[Exercise details] How many lines of these entries include the string "During"? State the number alone.

------ Records

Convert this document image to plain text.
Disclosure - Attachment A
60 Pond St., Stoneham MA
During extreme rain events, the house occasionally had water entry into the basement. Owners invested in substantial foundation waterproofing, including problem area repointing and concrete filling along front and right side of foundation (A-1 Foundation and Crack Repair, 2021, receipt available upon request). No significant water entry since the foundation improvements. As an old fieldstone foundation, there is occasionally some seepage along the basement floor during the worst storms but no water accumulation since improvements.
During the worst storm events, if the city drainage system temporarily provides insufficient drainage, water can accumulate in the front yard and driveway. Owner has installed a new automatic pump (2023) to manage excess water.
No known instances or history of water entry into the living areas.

------------

[Task response] 2